--- What is expected ---
Copy each line that contains the string "text".

-=-=-=-=-

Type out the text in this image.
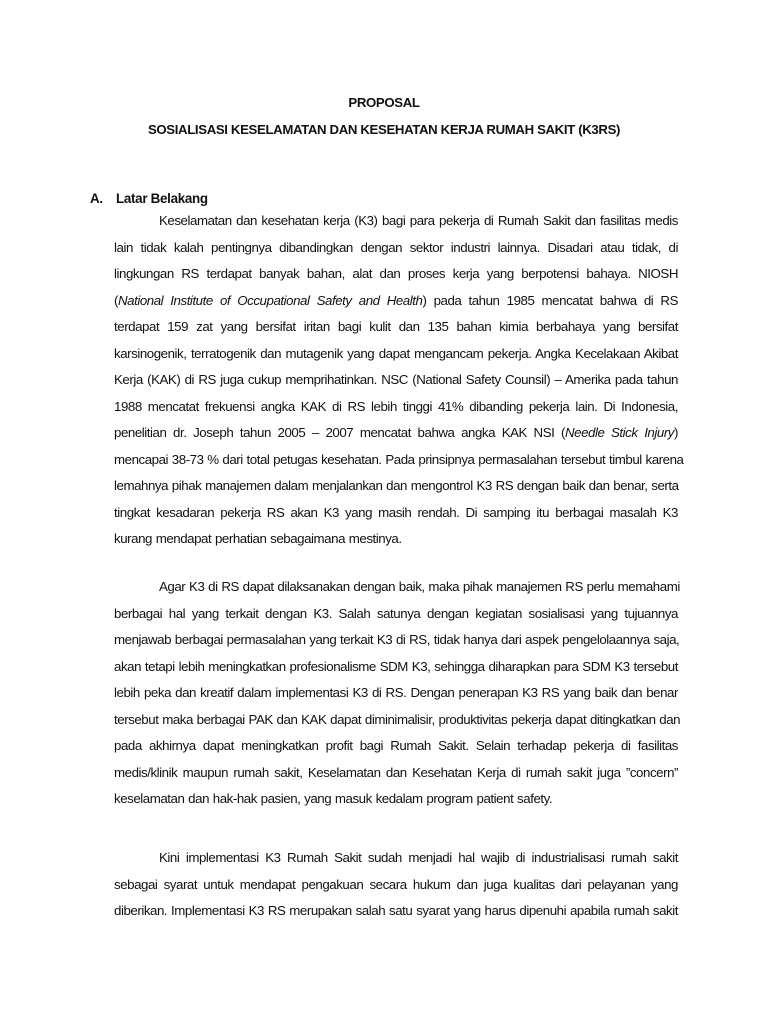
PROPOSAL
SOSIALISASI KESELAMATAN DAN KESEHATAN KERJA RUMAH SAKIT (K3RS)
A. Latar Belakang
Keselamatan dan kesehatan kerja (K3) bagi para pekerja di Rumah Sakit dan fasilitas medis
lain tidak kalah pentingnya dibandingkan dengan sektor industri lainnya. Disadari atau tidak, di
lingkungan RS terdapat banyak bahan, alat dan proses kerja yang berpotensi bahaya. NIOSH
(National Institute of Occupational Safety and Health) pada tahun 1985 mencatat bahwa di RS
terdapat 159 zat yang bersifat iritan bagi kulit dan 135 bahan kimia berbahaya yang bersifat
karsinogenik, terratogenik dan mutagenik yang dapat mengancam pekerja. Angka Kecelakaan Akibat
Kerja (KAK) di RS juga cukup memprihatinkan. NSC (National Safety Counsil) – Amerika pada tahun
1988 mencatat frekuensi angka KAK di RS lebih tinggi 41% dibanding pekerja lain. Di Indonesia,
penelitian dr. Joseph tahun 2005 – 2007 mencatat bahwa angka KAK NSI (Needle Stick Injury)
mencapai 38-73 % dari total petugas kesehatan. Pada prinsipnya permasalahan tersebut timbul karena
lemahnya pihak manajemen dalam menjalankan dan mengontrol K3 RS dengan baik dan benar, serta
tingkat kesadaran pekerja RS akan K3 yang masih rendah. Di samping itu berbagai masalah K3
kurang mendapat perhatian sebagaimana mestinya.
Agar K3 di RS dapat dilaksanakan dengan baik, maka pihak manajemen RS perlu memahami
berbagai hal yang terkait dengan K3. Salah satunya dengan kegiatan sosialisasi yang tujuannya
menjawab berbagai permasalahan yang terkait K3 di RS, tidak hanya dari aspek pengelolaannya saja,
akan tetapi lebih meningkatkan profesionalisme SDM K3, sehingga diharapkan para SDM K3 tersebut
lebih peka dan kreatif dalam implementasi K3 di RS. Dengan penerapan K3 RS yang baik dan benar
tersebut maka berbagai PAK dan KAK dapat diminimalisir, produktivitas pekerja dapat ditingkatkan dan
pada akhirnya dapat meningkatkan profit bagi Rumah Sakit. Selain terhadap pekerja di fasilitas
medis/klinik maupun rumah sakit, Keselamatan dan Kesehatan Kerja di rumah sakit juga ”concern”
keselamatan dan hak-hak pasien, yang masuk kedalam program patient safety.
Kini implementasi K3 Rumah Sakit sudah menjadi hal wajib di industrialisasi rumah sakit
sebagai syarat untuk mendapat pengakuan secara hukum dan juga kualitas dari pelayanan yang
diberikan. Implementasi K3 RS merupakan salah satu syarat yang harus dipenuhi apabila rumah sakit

-=-=-=-=-

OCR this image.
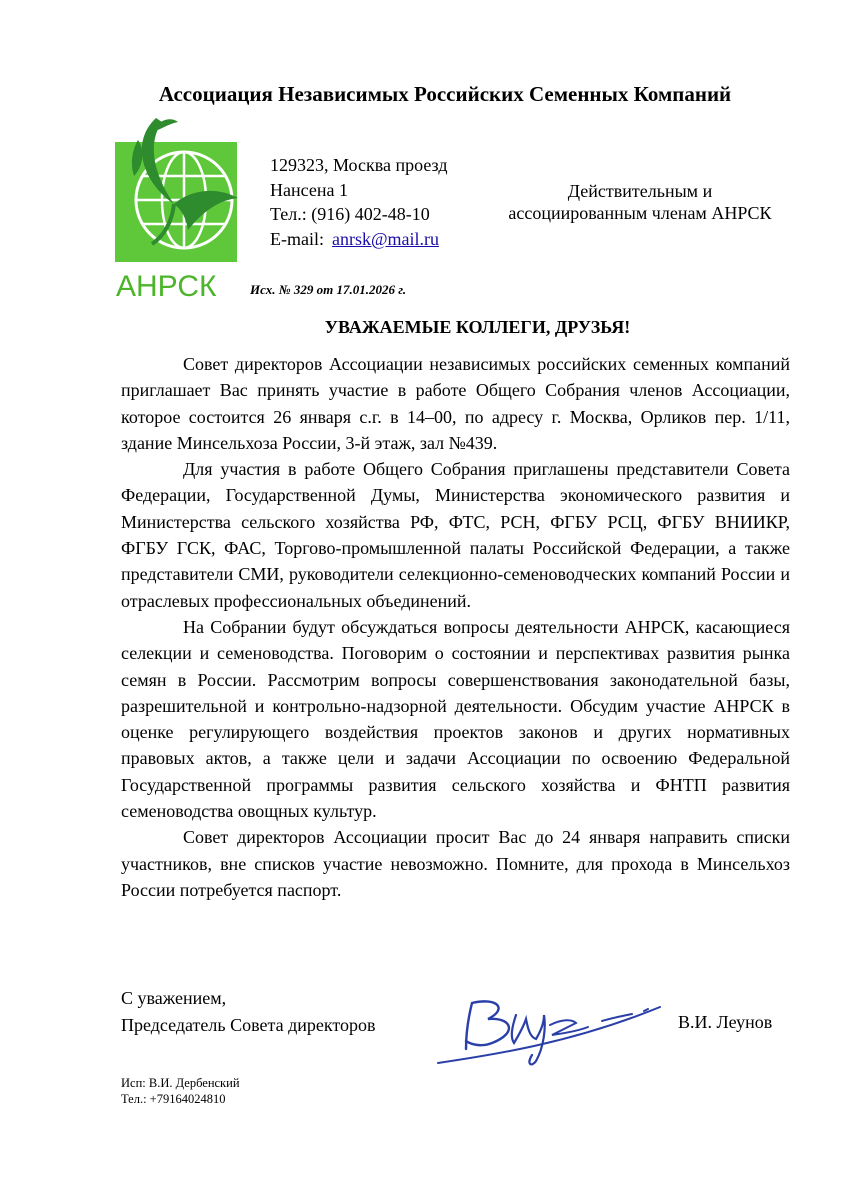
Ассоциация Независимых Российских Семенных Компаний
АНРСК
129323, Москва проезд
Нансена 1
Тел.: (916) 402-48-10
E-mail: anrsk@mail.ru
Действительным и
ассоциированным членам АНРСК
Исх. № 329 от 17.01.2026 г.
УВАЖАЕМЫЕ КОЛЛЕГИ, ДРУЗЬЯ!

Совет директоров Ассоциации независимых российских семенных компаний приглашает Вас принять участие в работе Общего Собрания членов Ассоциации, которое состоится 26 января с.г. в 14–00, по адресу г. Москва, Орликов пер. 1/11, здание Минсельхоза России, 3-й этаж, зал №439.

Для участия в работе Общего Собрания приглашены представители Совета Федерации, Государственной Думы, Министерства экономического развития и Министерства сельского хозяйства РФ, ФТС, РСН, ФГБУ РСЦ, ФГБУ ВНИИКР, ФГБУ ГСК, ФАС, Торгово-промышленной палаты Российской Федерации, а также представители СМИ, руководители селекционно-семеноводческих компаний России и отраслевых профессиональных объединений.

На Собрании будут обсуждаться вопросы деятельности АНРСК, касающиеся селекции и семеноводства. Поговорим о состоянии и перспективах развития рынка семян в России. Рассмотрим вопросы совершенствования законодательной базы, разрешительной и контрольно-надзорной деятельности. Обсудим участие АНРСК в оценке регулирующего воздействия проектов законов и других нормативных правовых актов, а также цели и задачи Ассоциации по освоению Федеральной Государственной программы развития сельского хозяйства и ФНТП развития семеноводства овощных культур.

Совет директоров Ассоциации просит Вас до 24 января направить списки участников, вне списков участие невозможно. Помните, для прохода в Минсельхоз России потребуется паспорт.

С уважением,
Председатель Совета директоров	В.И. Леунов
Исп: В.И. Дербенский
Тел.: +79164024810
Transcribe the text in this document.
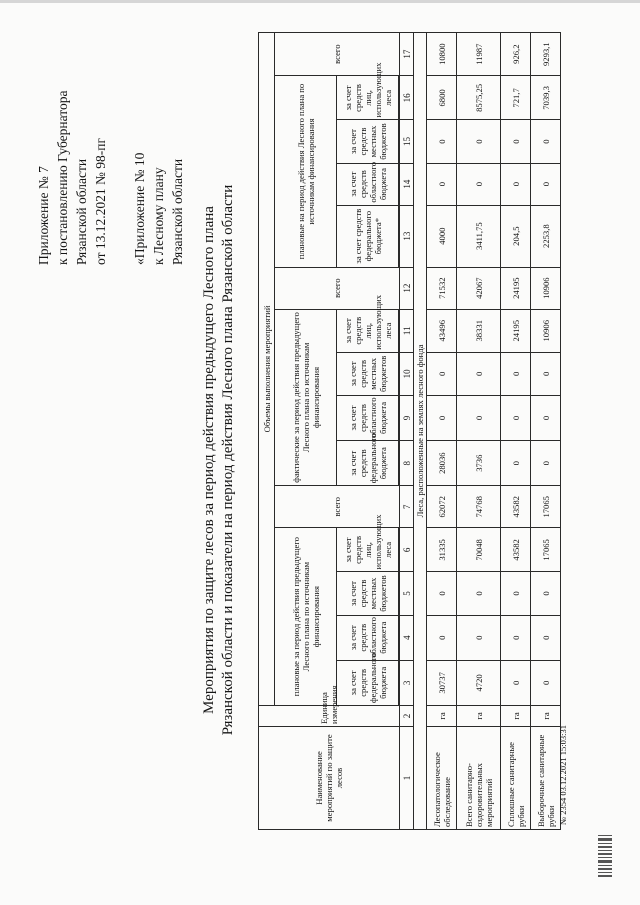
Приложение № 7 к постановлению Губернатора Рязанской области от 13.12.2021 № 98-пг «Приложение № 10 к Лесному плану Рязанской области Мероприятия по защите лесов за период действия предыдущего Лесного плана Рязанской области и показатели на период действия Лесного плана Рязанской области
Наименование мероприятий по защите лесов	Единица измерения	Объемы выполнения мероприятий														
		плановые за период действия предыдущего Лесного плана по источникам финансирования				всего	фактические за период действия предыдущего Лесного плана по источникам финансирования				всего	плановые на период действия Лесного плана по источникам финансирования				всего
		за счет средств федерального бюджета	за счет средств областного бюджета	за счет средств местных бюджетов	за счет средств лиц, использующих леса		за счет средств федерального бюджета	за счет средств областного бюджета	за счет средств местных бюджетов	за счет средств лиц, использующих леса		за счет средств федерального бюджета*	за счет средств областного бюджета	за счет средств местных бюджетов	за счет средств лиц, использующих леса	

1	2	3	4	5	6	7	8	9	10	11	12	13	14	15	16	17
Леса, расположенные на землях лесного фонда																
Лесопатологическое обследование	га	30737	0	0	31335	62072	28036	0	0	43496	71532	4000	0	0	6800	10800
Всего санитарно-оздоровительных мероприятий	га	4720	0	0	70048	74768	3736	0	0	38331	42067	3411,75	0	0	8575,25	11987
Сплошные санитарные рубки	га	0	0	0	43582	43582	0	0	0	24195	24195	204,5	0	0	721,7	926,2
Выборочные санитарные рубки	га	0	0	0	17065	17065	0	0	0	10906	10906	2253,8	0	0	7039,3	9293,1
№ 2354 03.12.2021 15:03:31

-=-=-=-=-

--- Task answer ---
Type out the text in this image.
Transcribe the text in this document.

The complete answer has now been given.